--- START Extracted data ---

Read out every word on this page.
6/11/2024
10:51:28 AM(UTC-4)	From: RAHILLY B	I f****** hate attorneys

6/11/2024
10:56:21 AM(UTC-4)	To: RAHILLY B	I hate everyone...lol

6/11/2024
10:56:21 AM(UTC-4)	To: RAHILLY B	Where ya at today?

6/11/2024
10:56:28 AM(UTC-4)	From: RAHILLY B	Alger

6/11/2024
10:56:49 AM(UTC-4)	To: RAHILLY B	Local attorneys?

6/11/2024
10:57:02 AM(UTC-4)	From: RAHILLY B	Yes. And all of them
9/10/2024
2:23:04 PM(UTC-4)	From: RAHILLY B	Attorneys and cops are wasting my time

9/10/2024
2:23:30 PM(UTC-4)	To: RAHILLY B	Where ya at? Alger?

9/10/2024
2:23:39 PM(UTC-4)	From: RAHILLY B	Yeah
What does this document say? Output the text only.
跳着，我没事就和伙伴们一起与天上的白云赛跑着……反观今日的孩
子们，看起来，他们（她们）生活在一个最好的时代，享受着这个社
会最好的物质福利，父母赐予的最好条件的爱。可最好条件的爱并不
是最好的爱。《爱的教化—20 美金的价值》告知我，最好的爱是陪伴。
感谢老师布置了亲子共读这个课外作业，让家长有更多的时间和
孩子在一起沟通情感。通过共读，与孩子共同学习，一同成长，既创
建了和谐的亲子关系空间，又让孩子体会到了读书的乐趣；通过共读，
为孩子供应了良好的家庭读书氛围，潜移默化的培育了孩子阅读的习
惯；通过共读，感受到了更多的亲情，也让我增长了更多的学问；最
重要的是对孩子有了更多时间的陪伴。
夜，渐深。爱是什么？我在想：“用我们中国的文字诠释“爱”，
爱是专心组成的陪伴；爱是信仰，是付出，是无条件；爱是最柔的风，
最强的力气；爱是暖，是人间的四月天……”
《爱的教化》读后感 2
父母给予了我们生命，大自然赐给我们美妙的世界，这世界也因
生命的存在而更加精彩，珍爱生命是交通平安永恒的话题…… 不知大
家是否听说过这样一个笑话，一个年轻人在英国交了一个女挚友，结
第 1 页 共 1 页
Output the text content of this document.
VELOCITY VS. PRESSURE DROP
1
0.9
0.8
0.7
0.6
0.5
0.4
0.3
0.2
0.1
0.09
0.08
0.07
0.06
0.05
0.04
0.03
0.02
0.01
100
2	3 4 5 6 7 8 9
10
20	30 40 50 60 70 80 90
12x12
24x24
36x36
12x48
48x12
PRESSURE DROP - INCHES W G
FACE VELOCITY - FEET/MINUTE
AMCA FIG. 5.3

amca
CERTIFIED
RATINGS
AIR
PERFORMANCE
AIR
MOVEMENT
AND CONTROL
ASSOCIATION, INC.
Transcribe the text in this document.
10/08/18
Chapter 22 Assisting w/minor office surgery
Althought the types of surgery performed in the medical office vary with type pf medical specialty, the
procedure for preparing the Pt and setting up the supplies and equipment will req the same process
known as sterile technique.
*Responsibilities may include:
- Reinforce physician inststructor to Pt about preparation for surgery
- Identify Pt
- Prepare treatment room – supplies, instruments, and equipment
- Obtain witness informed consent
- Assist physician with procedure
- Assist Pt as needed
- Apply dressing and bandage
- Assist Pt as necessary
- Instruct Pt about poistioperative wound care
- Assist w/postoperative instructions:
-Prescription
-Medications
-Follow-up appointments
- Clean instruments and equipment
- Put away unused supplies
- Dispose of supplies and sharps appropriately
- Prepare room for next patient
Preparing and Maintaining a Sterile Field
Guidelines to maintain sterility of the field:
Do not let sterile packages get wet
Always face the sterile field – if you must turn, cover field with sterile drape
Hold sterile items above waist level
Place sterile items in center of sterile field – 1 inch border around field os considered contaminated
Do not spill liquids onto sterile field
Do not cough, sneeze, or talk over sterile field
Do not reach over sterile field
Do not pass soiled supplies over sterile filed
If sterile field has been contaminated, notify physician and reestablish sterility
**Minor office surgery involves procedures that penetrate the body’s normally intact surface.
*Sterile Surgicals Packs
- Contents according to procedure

--- END Extracted data ---

-- Aim --
Each line of the material above needs to be quoted exactly, please.

-- Correct result --
Read out every word on this page.
6/11/2024
10:51:28 AM(UTC-4)	From: RAHILLY B	I f****** hate attorneys

6/11/2024
10:56:21 AM(UTC-4)	To: RAHILLY B	I hate everyone...lol

6/11/2024
10:56:21 AM(UTC-4)	To: RAHILLY B	Where ya at today?

6/11/2024
10:56:28 AM(UTC-4)	From: RAHILLY B	Alger

6/11/2024
10:56:49 AM(UTC-4)	To: RAHILLY B	Local attorneys?

6/11/2024
10:57:02 AM(UTC-4)	From: RAHILLY B	Yes. And all of them
9/10/2024
2:23:04 PM(UTC-4)	From: RAHILLY B	Attorneys and cops are wasting my time

9/10/2024
2:23:30 PM(UTC-4)	To: RAHILLY B	Where ya at? Alger?

9/10/2024
2:23:39 PM(UTC-4)	From: RAHILLY B	Yeah
What does this document say? Output the text only.
跳着，我没事就和伙伴们一起与天上的白云赛跑着……反观今日的孩
子们，看起来，他们（她们）生活在一个最好的时代，享受着这个社
会最好的物质福利，父母赐予的最好条件的爱。可最好条件的爱并不
是最好的爱。《爱的教化—20 美金的价值》告知我，最好的爱是陪伴。
感谢老师布置了亲子共读这个课外作业，让家长有更多的时间和
孩子在一起沟通情感。通过共读，与孩子共同学习，一同成长，既创
建了和谐的亲子关系空间，又让孩子体会到了读书的乐趣；通过共读，
为孩子供应了良好的家庭读书氛围，潜移默化的培育了孩子阅读的习
惯；通过共读，感受到了更多的亲情，也让我增长了更多的学问；最
重要的是对孩子有了更多时间的陪伴。
夜，渐深。爱是什么？我在想：“用我们中国的文字诠释“爱”，
爱是专心组成的陪伴；爱是信仰，是付出，是无条件；爱是最柔的风，
最强的力气；爱是暖，是人间的四月天……”
《爱的教化》读后感 2
父母给予了我们生命，大自然赐给我们美妙的世界，这世界也因
生命的存在而更加精彩，珍爱生命是交通平安永恒的话题…… 不知大
家是否听说过这样一个笑话，一个年轻人在英国交了一个女挚友，结
第 1 页 共 1 页
Output the text content of this document.
VELOCITY VS. PRESSURE DROP
1
0.9
0.8
0.7
0.6
0.5
0.4
0.3
0.2
0.1
0.09
0.08
0.07
0.06
0.05
0.04
0.03
0.02
0.01
100
2	3 4 5 6 7 8 9
10
20	30 40 50 60 70 80 90
12x12
24x24
36x36
12x48
48x12
PRESSURE DROP - INCHES W G
FACE VELOCITY - FEET/MINUTE
AMCA FIG. 5.3

amca
CERTIFIED
RATINGS
AIR
PERFORMANCE
AIR
MOVEMENT
AND CONTROL
ASSOCIATION, INC.
Transcribe the text in this document.
10/08/18
Chapter 22 Assisting w/minor office surgery
Althought the types of surgery performed in the medical office vary with type pf medical specialty, the
procedure for preparing the Pt and setting up the supplies and equipment will req the same process
known as sterile technique.
*Responsibilities may include:
- Reinforce physician inststructor to Pt about preparation for surgery
- Identify Pt
- Prepare treatment room – supplies, instruments, and equipment
- Obtain witness informed consent
- Assist physician with procedure
- Assist Pt as needed
- Apply dressing and bandage
- Assist Pt as necessary
- Instruct Pt about poistioperative wound care
- Assist w/postoperative instructions:
-Prescription
-Medications
-Follow-up appointments
- Clean instruments and equipment
- Put away unused supplies
- Dispose of supplies and sharps appropriately
- Prepare room for next patient
Preparing and Maintaining a Sterile Field
Guidelines to maintain sterility of the field:
Do not let sterile packages get wet
Always face the sterile field – if you must turn, cover field with sterile drape
Hold sterile items above waist level
Place sterile items in center of sterile field – 1 inch border around field os considered contaminated
Do not spill liquids onto sterile field
Do not cough, sneeze, or talk over sterile field
Do not reach over sterile field
Do not pass soiled supplies over sterile filed
If sterile field has been contaminated, notify physician and reestablish sterility
**Minor office surgery involves procedures that penetrate the body’s normally intact surface.
*Sterile Surgicals Packs
- Contents according to procedure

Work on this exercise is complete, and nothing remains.